**Data entries for graphics**.
* Begin *

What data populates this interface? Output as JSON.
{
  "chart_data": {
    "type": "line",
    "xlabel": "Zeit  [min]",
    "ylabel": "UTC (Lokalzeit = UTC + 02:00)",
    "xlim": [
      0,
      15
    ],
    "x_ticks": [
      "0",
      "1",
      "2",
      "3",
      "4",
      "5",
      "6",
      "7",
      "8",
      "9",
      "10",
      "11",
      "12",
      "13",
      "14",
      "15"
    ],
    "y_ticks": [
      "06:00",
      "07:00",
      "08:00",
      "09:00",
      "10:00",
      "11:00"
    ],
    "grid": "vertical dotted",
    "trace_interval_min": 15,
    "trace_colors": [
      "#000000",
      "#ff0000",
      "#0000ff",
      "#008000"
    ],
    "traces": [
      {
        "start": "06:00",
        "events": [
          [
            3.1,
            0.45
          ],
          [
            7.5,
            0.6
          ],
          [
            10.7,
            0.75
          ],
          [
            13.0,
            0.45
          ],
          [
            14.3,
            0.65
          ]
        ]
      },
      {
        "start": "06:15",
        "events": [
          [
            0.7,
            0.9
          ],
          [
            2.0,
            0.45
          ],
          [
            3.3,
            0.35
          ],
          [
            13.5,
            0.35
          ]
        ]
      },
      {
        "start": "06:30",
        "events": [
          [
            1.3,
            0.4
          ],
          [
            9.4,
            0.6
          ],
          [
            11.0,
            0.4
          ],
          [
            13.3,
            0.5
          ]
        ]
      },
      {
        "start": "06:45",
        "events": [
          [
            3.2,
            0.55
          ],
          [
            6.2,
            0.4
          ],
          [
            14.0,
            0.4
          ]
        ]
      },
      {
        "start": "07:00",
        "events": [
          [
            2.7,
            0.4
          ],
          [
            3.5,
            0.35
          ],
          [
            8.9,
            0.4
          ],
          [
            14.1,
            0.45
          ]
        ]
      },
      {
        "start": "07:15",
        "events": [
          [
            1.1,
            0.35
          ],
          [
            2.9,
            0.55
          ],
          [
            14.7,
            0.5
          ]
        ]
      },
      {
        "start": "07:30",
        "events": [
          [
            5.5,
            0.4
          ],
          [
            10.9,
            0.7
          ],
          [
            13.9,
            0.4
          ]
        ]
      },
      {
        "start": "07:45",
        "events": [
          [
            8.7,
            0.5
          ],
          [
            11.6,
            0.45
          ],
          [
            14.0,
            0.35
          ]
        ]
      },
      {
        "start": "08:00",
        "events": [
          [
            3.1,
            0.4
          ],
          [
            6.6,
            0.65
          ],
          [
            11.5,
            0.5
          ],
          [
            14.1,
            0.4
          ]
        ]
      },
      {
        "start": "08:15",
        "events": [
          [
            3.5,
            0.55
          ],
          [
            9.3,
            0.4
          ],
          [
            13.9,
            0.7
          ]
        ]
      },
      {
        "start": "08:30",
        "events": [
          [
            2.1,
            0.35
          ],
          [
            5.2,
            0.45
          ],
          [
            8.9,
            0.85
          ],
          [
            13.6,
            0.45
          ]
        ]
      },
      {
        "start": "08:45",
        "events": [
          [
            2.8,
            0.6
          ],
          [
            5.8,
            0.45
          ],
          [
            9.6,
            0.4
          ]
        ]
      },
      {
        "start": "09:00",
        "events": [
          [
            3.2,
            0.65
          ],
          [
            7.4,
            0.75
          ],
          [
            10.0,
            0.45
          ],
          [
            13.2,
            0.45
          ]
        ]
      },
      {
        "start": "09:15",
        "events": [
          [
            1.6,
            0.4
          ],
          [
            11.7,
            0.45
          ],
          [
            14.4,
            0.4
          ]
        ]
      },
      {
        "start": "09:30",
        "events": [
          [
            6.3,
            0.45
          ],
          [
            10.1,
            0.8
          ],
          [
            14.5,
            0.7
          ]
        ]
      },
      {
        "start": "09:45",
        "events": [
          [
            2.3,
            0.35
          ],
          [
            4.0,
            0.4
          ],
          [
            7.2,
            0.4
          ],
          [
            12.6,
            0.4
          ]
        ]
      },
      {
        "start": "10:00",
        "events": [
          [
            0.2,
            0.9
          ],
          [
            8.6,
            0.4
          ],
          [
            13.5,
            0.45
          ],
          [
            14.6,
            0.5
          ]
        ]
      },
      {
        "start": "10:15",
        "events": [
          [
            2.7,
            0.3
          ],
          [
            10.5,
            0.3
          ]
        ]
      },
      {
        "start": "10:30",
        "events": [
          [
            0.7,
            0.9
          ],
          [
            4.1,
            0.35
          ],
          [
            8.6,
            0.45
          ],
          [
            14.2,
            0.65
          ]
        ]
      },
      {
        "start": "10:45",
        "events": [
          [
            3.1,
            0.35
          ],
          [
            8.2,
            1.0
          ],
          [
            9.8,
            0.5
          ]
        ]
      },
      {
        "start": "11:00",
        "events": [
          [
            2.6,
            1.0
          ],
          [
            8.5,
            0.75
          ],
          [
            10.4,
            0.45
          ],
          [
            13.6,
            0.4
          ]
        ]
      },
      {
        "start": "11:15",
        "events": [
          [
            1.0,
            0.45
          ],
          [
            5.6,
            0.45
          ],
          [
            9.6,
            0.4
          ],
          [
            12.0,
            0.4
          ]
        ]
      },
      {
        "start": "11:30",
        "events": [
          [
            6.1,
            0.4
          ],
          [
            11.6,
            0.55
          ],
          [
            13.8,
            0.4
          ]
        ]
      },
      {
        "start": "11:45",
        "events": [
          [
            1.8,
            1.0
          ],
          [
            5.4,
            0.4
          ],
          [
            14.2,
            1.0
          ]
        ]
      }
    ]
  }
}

* End *

**The request**.
Write the listing out again, exactly as shown above.

**Output for this exercise**.
What data populates this interface? Output as JSON.
{
  "chart_data": {
    "type": "line",
    "xlabel": "Zeit  [min]",
    "ylabel": "UTC (Lokalzeit = UTC + 02:00)",
    "xlim": [
      0,
      15
    ],
    "x_ticks": [
      "0",
      "1",
      "2",
      "3",
      "4",
      "5",
      "6",
      "7",
      "8",
      "9",
      "10",
      "11",
      "12",
      "13",
      "14",
      "15"
    ],
    "y_ticks": [
      "06:00",
      "07:00",
      "08:00",
      "09:00",
      "10:00",
      "11:00"
    ],
    "grid": "vertical dotted",
    "trace_interval_min": 15,
    "trace_colors": [
      "#000000",
      "#ff0000",
      "#0000ff",
      "#008000"
    ],
    "traces": [
      {
        "start": "06:00",
        "events": [
          [
            3.1,
            0.45
          ],
          [
            7.5,
            0.6
          ],
          [
            10.7,
            0.75
          ],
          [
            13.0,
            0.45
          ],
          [
            14.3,
            0.65
          ]
        ]
      },
      {
        "start": "06:15",
        "events": [
          [
            0.7,
            0.9
          ],
          [
            2.0,
            0.45
          ],
          [
            3.3,
            0.35
          ],
          [
            13.5,
            0.35
          ]
        ]
      },
      {
        "start": "06:30",
        "events": [
          [
            1.3,
            0.4
          ],
          [
            9.4,
            0.6
          ],
          [
            11.0,
            0.4
          ],
          [
            13.3,
            0.5
          ]
        ]
      },
      {
        "start": "06:45",
        "events": [
          [
            3.2,
            0.55
          ],
          [
            6.2,
            0.4
          ],
          [
            14.0,
            0.4
          ]
        ]
      },
      {
        "start": "07:00",
        "events": [
          [
            2.7,
            0.4
          ],
          [
            3.5,
            0.35
          ],
          [
            8.9,
            0.4
          ],
          [
            14.1,
            0.45
          ]
        ]
      },
      {
        "start": "07:15",
        "events": [
          [
            1.1,
            0.35
          ],
          [
            2.9,
            0.55
          ],
          [
            14.7,
            0.5
          ]
        ]
      },
      {
        "start": "07:30",
        "events": [
          [
            5.5,
            0.4
          ],
          [
            10.9,
            0.7
          ],
          [
            13.9,
            0.4
          ]
        ]
      },
      {
        "start": "07:45",
        "events": [
          [
            8.7,
            0.5
          ],
          [
            11.6,
            0.45
          ],
          [
            14.0,
            0.35
          ]
        ]
      },
      {
        "start": "08:00",
        "events": [
          [
            3.1,
            0.4
          ],
          [
            6.6,
            0.65
          ],
          [
            11.5,
            0.5
          ],
          [
            14.1,
            0.4
          ]
        ]
      },
      {
        "start": "08:15",
        "events": [
          [
            3.5,
            0.55
          ],
          [
            9.3,
            0.4
          ],
          [
            13.9,
            0.7
          ]
        ]
      },
      {
        "start": "08:30",
        "events": [
          [
            2.1,
            0.35
          ],
          [
            5.2,
            0.45
          ],
          [
            8.9,
            0.85
          ],
          [
            13.6,
            0.45
          ]
        ]
      },
      {
        "start": "08:45",
        "events": [
          [
            2.8,
            0.6
          ],
          [
            5.8,
            0.45
          ],
          [
            9.6,
            0.4
          ]
        ]
      },
      {
        "start": "09:00",
        "events": [
          [
            3.2,
            0.65
          ],
          [
            7.4,
            0.75
          ],
          [
            10.0,
            0.45
          ],
          [
            13.2,
            0.45
          ]
        ]
      },
      {
        "start": "09:15",
        "events": [
          [
            1.6,
            0.4
          ],
          [
            11.7,
            0.45
          ],
          [
            14.4,
            0.4
          ]
        ]
      },
      {
        "start": "09:30",
        "events": [
          [
            6.3,
            0.45
          ],
          [
            10.1,
            0.8
          ],
          [
            14.5,
            0.7
          ]
        ]
      },
      {
        "start": "09:45",
        "events": [
          [
            2.3,
            0.35
          ],
          [
            4.0,
            0.4
          ],
          [
            7.2,
            0.4
          ],
          [
            12.6,
            0.4
          ]
        ]
      },
      {
        "start": "10:00",
        "events": [
          [
            0.2,
            0.9
          ],
          [
            8.6,
            0.4
          ],
          [
            13.5,
            0.45
          ],
          [
            14.6,
            0.5
          ]
        ]
      },
      {
        "start": "10:15",
        "events": [
          [
            2.7,
            0.3
          ],
          [
            10.5,
            0.3
          ]
        ]
      },
      {
        "start": "10:30",
        "events": [
          [
            0.7,
            0.9
          ],
          [
            4.1,
            0.35
          ],
          [
            8.6,
            0.45
          ],
          [
            14.2,
            0.65
          ]
        ]
      },
      {
        "start": "10:45",
        "events": [
          [
            3.1,
            0.35
          ],
          [
            8.2,
            1.0
          ],
          [
            9.8,
            0.5
          ]
        ]
      },
      {
        "start": "11:00",
        "events": [
          [
            2.6,
            1.0
          ],
          [
            8.5,
            0.75
          ],
          [
            10.4,
            0.45
          ],
          [
            13.6,
            0.4
          ]
        ]
      },
      {
        "start": "11:15",
        "events": [
          [
            1.0,
            0.45
          ],
          [
            5.6,
            0.45
          ],
          [
            9.6,
            0.4
          ],
          [
            12.0,
            0.4
          ]
        ]
      },
      {
        "start": "11:30",
        "events": [
          [
            6.1,
            0.4
          ],
          [
            11.6,
            0.55
          ],
          [
            13.8,
            0.4
          ]
        ]
      },
      {
        "start": "11:45",
        "events": [
          [
            1.8,
            1.0
          ],
          [
            5.4,
            0.4
          ],
          [
            14.2,
            1.0
          ]
        ]
      }
    ]
  }
}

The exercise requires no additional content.